___ DATA FOR THE TASK
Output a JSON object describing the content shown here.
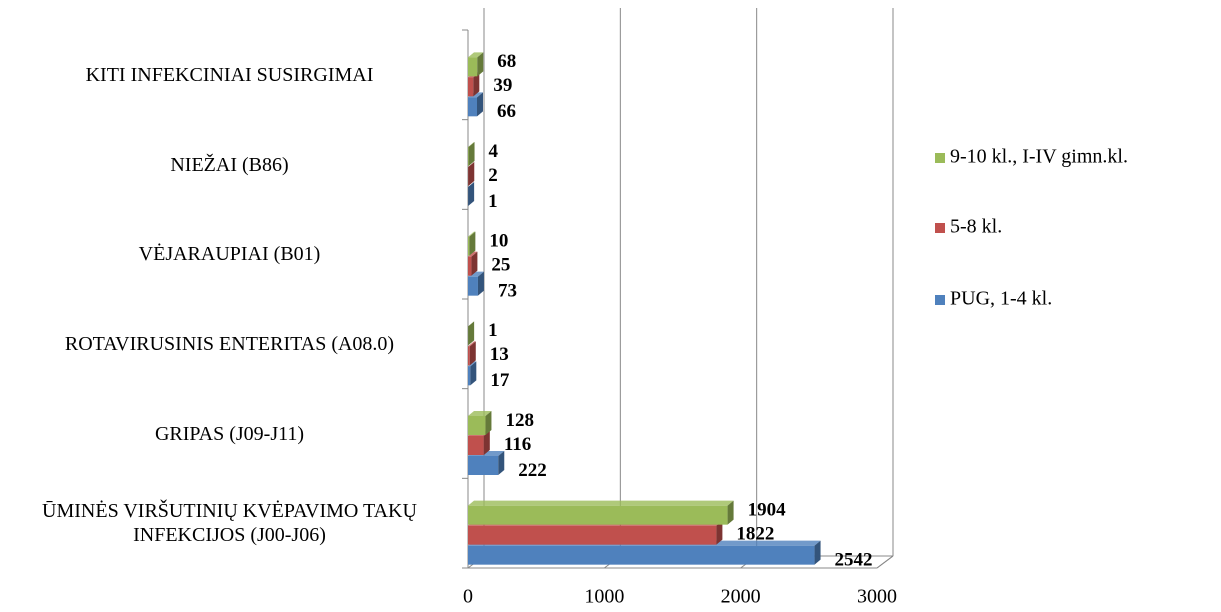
{
  "chart_data": {
    "type": "bar",
    "orientation": "horizontal",
    "categories": [
      "ŪMINĖS VIRŠUTINIŲ KVĖPAVIMO TAKŲ INFEKCIJOS (J00-J06)",
      "GRIPAS (J09-J11)",
      "ROTAVIRUSINIS ENTERITAS (A08.0)",
      "VĖJARAUPIAI (B01)",
      "NIEŽAI (B86)",
      "KITI INFEKCINIAI SUSIRGIMAI"
    ],
    "series": [
      {
        "name": "PUG, 1-4 kl.",
        "color": "#4f81bd",
        "values": [
          2542,
          222,
          17,
          73,
          1,
          66
        ]
      },
      {
        "name": "5-8 kl.",
        "color": "#c0504d",
        "values": [
          1822,
          116,
          13,
          25,
          2,
          39
        ]
      },
      {
        "name": "9-10 kl., I-IV gimn.kl.",
        "color": "#9bbb59",
        "values": [
          1904,
          128,
          1,
          10,
          4,
          68
        ]
      }
    ],
    "xlim": [
      0,
      3000
    ],
    "xticks": [
      0,
      1000,
      2000,
      3000
    ],
    "grid": true,
    "legend": "right"
  }
}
______
Each line in the listing above that includes "name" is to be copied.

▸ OUTPUT FOR THIS EXERCISE:
        "name": "PUG, 1-4 kl.",
        "name": "5-8 kl.",
        "name": "9-10 kl., I-IV gimn.kl.",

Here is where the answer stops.